Task details -> Using the data below, repeat all of it precisely.

Material provided ->

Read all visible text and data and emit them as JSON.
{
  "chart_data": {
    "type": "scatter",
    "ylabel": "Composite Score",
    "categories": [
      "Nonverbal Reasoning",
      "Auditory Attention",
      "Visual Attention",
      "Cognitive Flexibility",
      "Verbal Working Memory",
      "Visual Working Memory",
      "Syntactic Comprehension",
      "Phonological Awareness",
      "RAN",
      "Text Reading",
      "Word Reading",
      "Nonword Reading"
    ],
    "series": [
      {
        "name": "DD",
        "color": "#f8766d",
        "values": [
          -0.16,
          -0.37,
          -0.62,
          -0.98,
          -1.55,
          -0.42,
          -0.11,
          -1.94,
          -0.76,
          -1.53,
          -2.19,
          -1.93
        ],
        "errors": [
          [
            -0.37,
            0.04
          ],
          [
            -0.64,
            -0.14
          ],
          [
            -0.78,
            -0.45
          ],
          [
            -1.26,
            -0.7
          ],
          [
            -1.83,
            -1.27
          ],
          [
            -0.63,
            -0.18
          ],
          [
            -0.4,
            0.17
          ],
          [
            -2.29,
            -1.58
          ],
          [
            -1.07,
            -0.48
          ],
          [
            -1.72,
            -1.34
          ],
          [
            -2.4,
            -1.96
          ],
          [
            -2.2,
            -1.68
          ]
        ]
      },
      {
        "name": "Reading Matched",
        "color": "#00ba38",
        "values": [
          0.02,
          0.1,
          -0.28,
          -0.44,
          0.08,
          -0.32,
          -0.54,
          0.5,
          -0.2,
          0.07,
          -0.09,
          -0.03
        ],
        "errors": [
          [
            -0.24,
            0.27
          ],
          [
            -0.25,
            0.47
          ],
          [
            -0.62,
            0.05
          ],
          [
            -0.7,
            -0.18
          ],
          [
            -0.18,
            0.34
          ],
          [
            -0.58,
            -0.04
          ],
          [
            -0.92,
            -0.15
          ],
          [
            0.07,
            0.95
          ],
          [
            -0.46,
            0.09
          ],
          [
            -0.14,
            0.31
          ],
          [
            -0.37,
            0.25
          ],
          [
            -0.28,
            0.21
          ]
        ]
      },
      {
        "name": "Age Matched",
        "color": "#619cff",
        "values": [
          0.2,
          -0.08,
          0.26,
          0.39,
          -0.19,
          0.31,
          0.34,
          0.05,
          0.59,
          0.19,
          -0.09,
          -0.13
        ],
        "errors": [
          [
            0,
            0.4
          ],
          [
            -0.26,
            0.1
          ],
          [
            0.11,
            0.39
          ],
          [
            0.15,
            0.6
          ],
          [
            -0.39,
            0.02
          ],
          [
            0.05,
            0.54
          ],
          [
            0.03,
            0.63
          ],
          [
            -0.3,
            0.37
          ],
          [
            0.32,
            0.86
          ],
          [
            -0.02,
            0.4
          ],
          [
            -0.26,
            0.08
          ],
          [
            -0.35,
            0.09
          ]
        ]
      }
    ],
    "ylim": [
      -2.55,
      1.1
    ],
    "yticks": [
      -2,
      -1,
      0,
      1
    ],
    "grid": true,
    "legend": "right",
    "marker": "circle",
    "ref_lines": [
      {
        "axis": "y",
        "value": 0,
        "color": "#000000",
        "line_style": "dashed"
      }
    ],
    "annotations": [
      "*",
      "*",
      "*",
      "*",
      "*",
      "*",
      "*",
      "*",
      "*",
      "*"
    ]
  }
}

In response ->
Read all visible text and data and emit them as JSON.
{
  "chart_data": {
    "type": "scatter",
    "ylabel": "Composite Score",
    "categories": [
      "Nonverbal Reasoning",
      "Auditory Attention",
      "Visual Attention",
      "Cognitive Flexibility",
      "Verbal Working Memory",
      "Visual Working Memory",
      "Syntactic Comprehension",
      "Phonological Awareness",
      "RAN",
      "Text Reading",
      "Word Reading",
      "Nonword Reading"
    ],
    "series": [
      {
        "name": "DD",
        "color": "#f8766d",
        "values": [
          -0.16,
          -0.37,
          -0.62,
          -0.98,
          -1.55,
          -0.42,
          -0.11,
          -1.94,
          -0.76,
          -1.53,
          -2.19,
          -1.93
        ],
        "errors": [
          [
            -0.37,
            0.04
          ],
          [
            -0.64,
            -0.14
          ],
          [
            -0.78,
            -0.45
          ],
          [
            -1.26,
            -0.7
          ],
          [
            -1.83,
            -1.27
          ],
          [
            -0.63,
            -0.18
          ],
          [
            -0.4,
            0.17
          ],
          [
            -2.29,
            -1.58
          ],
          [
            -1.07,
            -0.48
          ],
          [
            -1.72,
            -1.34
          ],
          [
            -2.4,
            -1.96
          ],
          [
            -2.2,
            -1.68
          ]
        ]
      },
      {
        "name": "Reading Matched",
        "color": "#00ba38",
        "values": [
          0.02,
          0.1,
          -0.28,
          -0.44,
          0.08,
          -0.32,
          -0.54,
          0.5,
          -0.2,
          0.07,
          -0.09,
          -0.03
        ],
        "errors": [
          [
            -0.24,
            0.27
          ],
          [
            -0.25,
            0.47
          ],
          [
            -0.62,
            0.05
          ],
          [
            -0.7,
            -0.18
          ],
          [
            -0.18,
            0.34
          ],
          [
            -0.58,
            -0.04
          ],
          [
            -0.92,
            -0.15
          ],
          [
            0.07,
            0.95
          ],
          [
            -0.46,
            0.09
          ],
          [
            -0.14,
            0.31
          ],
          [
            -0.37,
            0.25
          ],
          [
            -0.28,
            0.21
          ]
        ]
      },
      {
        "name": "Age Matched",
        "color": "#619cff",
        "values": [
          0.2,
          -0.08,
          0.26,
          0.39,
          -0.19,
          0.31,
          0.34,
          0.05,
          0.59,
          0.19,
          -0.09,
          -0.13
        ],
        "errors": [
          [
            0,
            0.4
          ],
          [
            -0.26,
            0.1
          ],
          [
            0.11,
            0.39
          ],
          [
            0.15,
            0.6
          ],
          [
            -0.39,
            0.02
          ],
          [
            0.05,
            0.54
          ],
          [
            0.03,
            0.63
          ],
          [
            -0.3,
            0.37
          ],
          [
            0.32,
            0.86
          ],
          [
            -0.02,
            0.4
          ],
          [
            -0.26,
            0.08
          ],
          [
            -0.35,
            0.09
          ]
        ]
      }
    ],
    "ylim": [
      -2.55,
      1.1
    ],
    "yticks": [
      -2,
      -1,
      0,
      1
    ],
    "grid": true,
    "legend": "right",
    "marker": "circle",
    "ref_lines": [
      {
        "axis": "y",
        "value": 0,
        "color": "#000000",
        "line_style": "dashed"
      }
    ],
    "annotations": [
      "*",
      "*",
      "*",
      "*",
      "*",
      "*",
      "*",
      "*",
      "*",
      "*"
    ]
  }
}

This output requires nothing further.